Today when replacement boilers are constructed 1/2" tubing is used for the flues (either heavy walled Type-K copper or high-pressure steel hydraulic tubing). Generally 18-gauge wall or heavier tubing is used (18-gauge is equivalent to 0.049" wall thickness while 16-gauge is equivalent to 0.065" wall thickness). The flue-to-flue spacing is usually increased to 7/8". The flue sheets are constructed of 3/8" boiler steel while the side shell is rolled from 3/16" boiler steel. Stanley boilers do not require boiler inspections since they are used on highway vehicles that are exempted (if strict interpretation of the boiler code were applied to automotive vehicles then the high pressures present in internal combustion engine cylinders, tires, and other systems would also need to be regulated).

Stanley boilers operate at 600 PSIG pressures. If one calculates the force exerted on the total surface area of a flue sheet (the area between each of the flues) the numbers reveal over 80 tons of force are present on a 23" diameter boiler flue sheet. However the quantity of flues connecting the two flue sheets together act as stay bolts which are found in industrial, locomotive, and similar boiler constructions. A 23" diameter boiler can have between 550 and 700 flues depending on the flue-to flue spacing. Each of these flues provides support to the flue sheet against the steam pressure contained the boiler.

TASK DATA
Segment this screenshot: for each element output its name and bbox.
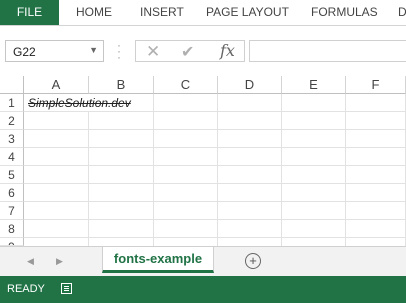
cell-b3[interactable]	[89, 130, 154, 148]
cell-f8[interactable]	[346, 220, 406, 238]
cell-f6[interactable]	[346, 184, 406, 202]
cell-a2[interactable]	[24, 112, 89, 130]
cell-f3[interactable]	[346, 130, 406, 148]
cell-c4[interactable]	[154, 148, 218, 166]
row-header-1[interactable]: 1	[0, 94, 24, 112]
cell-a4[interactable]	[24, 148, 89, 166]
cell-c9[interactable]	[154, 238, 218, 246]
status-text: READY	[7, 283, 45, 295]
cell-e5[interactable]	[282, 166, 346, 184]
cell-e4[interactable]	[282, 148, 346, 166]
cell-e6[interactable]	[282, 184, 346, 202]
macro-record-icon[interactable]	[61, 283, 72, 294]
tab-insert[interactable]: INSERT	[140, 0, 184, 25]
cell-b5[interactable]	[89, 166, 154, 184]
cell-f9[interactable]	[346, 238, 406, 246]
row-header-4[interactable]: 4	[0, 148, 24, 166]
cell-d6[interactable]	[218, 184, 282, 202]
cell-a5[interactable]	[24, 166, 89, 184]
cancel-icon[interactable]: ✕	[146, 42, 160, 62]
tab-file[interactable]: FILE	[0, 0, 59, 25]
cell-e7[interactable]	[282, 202, 346, 220]
cell-a1[interactable]: SimpleSolution.dev	[24, 94, 131, 112]
cell-a7[interactable]	[24, 202, 89, 220]
cell-d4[interactable]	[218, 148, 282, 166]
cell-d5[interactable]	[218, 166, 282, 184]
cell-a6[interactable]	[24, 184, 89, 202]
select-all-corner[interactable]	[0, 76, 24, 94]
col-header-c[interactable]: C	[154, 76, 218, 94]
cell-d1[interactable]	[218, 94, 282, 112]
check-icon[interactable]: ✔	[181, 42, 194, 62]
cell-d7[interactable]	[218, 202, 282, 220]
col-header-d[interactable]: D	[218, 76, 282, 94]
worksheet-grid: A B C D E F 1 2 3 4 5 6 7 8 9 SimpleSolu…	[0, 76, 406, 246]
insert-function-icon[interactable]: fx	[220, 41, 235, 60]
cell-e2[interactable]	[282, 112, 346, 130]
cell-b6[interactable]	[89, 184, 154, 202]
cell-e8[interactable]	[282, 220, 346, 238]
col-header-e[interactable]: E	[282, 76, 346, 94]
formula-bar: G22 ▼ · · · ✕ ✔ fx	[0, 26, 406, 76]
row-header-7[interactable]: 7	[0, 202, 24, 220]
cell-d9[interactable]	[218, 238, 282, 246]
cell-b4[interactable]	[89, 148, 154, 166]
cell-c7[interactable]	[154, 202, 218, 220]
tab-home[interactable]: HOME	[76, 0, 112, 25]
cell-b8[interactable]	[89, 220, 154, 238]
cell-f2[interactable]	[346, 112, 406, 130]
cell-b7[interactable]	[89, 202, 154, 220]
cell-a9[interactable]	[24, 238, 89, 246]
cell-f4[interactable]	[346, 148, 406, 166]
cell-a3[interactable]	[24, 130, 89, 148]
cell-c5[interactable]	[154, 166, 218, 184]
col-header-b[interactable]: B	[89, 76, 154, 94]
tab-page-layout[interactable]: PAGE LAYOUT	[206, 0, 289, 25]
cell-c2[interactable]	[154, 112, 218, 130]
tab-formulas[interactable]: FORMULAS	[311, 0, 378, 25]
row-header-9[interactable]: 9	[0, 238, 24, 246]
cell-c3[interactable]	[154, 130, 218, 148]
chevron-down-icon[interactable]: ▼	[89, 45, 98, 55]
cell-c8[interactable]	[154, 220, 218, 238]
name-box-value: G22	[13, 45, 36, 59]
cell-a1-text: SimpleSolution.dev	[28, 96, 131, 110]
cell-e1[interactable]	[282, 94, 346, 112]
cell-d3[interactable]	[218, 130, 282, 148]
formula-buttons: ✕ ✔ fx	[135, 40, 245, 62]
row-header-5[interactable]: 5	[0, 166, 24, 184]
tab-data[interactable]: D	[398, 0, 406, 25]
cell-f5[interactable]	[346, 166, 406, 184]
sheet-tab-bar: ◀ ▶ fonts-example +	[0, 246, 406, 277]
cell-d8[interactable]	[218, 220, 282, 238]
sheet-next-icon[interactable]: ▶	[56, 256, 63, 267]
cell-f7[interactable]	[346, 202, 406, 220]
row-header-8[interactable]: 8	[0, 220, 24, 238]
add-sheet-icon[interactable]: +	[245, 253, 261, 269]
col-header-f[interactable]: F	[346, 76, 406, 94]
col-header-a[interactable]: A	[24, 76, 89, 94]
sheet-prev-icon[interactable]: ◀	[27, 256, 34, 267]
row-header-2[interactable]: 2	[0, 112, 24, 130]
cell-a8[interactable]	[24, 220, 89, 238]
cell-e3[interactable]	[282, 130, 346, 148]
cell-c1[interactable]	[154, 94, 218, 112]
name-box[interactable]: G22 ▼	[5, 40, 104, 62]
cell-d2[interactable]	[218, 112, 282, 130]
row-header-6[interactable]: 6	[0, 184, 24, 202]
cell-b9[interactable]	[89, 238, 154, 246]
row-header-3[interactable]: 3	[0, 130, 24, 148]
cell-c6[interactable]	[154, 184, 218, 202]
formula-bar-grip-icon[interactable]: · · ·	[117, 39, 121, 63]
ribbon-tabs: FILE HOME INSERT PAGE LAYOUT FORMULAS D	[0, 0, 406, 26]
cell-b2[interactable]	[89, 112, 154, 130]
cell-f1[interactable]	[346, 94, 406, 112]
sheet-tab-fonts-example[interactable]: fonts-example	[102, 247, 214, 273]
formula-input[interactable]	[249, 40, 406, 62]
cell-e9[interactable]	[282, 238, 346, 246]
status-bar: READY	[0, 276, 406, 303]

REQUIREMENTS
(A) In the records, reproduce verbatim every line between the one holding "130, 154, 148]" and the one holding "94, 24, 112]", inclusive.
(B) Carry on the Stanley boiler text, starting after its last sentence.

ANSWER LIST
(A)
cell-b3[interactable]	[89, 130, 154, 148]
cell-f8[interactable]	[346, 220, 406, 238]
cell-f6[interactable]	[346, 184, 406, 202]
cell-a2[interactable]	[24, 112, 89, 130]
cell-f3[interactable]	[346, 130, 406, 148]
cell-c4[interactable]	[154, 148, 218, 166]
row-header-1[interactable]: 1	[0, 94, 24, 112]

(B)
If the shell of a Stanley boiler were designed for the pressure contained in the boiler it would end up being an inch or more thick. The steam pressure within the boiler acting on the steel of the shell generates tensional lateral bursting stresses approaching 11 tons per square inch. This would make the boiler way too heavy for the car and not practical. As a way to keep the boiler light the shell thickness is reduced and then wrapped with wire for strength. Thus the Stanley boiler is built along the lines of some early artillery cannons where the barrels were wrapped with wire for strength.  A replacement Stanley condensing car boiler (steel tubes welded to the bottom flue sheet) is shown at right having its third layer of wire wound.  Stanley boilers are wrapped with high tensile strength wire having at least a minimum tensile strength of 300,000 pounds per square inch. At least three layers (although two layers are sufficient by calculation) and sometimes four are applied. This provides the boiler shell with great strength at a minimum of weight. The wire used for wrapping a boiler is 0.054" diameter minimum. Depending on the height of the boiler the wire length can for a single layer can vary. A 23" diameter by 16" high boiler can consume 1,600 feet of wire per layer or nine-tenths of a mile total.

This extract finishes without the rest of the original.